What is expected:
Scan the following material for the string "need" and copy each line in which it appears.

□ □ □

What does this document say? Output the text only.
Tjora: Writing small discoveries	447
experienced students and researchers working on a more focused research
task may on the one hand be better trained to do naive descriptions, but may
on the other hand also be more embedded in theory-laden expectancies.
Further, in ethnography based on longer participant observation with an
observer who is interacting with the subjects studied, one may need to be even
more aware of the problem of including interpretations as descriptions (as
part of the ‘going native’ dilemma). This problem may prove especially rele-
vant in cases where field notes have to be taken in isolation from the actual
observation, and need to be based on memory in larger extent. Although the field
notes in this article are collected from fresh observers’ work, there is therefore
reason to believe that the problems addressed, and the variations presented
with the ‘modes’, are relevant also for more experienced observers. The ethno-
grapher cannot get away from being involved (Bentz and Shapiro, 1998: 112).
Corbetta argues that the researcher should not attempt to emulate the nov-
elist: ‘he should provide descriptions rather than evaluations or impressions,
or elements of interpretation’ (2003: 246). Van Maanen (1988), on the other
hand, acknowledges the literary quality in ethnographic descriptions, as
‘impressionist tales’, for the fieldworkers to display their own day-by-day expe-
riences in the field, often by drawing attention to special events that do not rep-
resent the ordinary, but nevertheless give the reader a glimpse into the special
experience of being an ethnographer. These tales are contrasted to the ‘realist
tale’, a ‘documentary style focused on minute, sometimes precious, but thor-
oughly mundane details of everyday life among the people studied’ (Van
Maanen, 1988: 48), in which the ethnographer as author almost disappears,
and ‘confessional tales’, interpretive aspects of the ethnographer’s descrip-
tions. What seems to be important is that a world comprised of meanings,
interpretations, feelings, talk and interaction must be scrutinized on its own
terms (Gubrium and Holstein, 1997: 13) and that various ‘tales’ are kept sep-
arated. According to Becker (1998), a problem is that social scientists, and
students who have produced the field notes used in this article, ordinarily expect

□ □ □

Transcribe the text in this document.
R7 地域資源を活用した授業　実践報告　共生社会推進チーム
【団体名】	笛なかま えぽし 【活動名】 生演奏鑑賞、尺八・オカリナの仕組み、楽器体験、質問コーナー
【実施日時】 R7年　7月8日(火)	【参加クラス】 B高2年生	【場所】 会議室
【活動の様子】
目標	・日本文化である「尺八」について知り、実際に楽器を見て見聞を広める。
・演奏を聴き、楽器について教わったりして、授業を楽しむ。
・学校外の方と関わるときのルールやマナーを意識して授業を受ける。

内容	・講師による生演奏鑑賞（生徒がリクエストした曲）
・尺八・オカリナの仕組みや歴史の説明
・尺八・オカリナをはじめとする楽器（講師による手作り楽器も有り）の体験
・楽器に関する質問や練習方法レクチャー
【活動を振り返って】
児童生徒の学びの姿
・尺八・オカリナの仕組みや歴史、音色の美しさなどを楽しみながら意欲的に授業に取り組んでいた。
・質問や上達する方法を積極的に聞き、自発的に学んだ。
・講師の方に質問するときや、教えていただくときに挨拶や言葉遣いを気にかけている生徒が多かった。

□ □ □

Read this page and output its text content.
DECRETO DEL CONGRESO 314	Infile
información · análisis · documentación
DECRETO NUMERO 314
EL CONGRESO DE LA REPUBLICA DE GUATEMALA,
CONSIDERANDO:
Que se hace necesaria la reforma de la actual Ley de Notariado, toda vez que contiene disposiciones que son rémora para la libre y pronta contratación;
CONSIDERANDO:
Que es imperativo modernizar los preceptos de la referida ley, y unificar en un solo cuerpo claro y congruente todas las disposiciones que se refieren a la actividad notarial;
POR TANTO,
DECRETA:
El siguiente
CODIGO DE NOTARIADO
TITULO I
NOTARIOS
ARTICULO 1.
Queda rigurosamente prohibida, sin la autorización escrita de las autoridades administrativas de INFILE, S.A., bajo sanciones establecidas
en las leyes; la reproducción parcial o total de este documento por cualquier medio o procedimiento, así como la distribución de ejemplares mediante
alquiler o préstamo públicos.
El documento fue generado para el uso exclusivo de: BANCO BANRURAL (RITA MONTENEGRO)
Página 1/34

□ □ □

Response to this exercise:
observer who is interacting with the subjects studied, one may need to be even
observation, and need to be based on memory in larger extent. Although the field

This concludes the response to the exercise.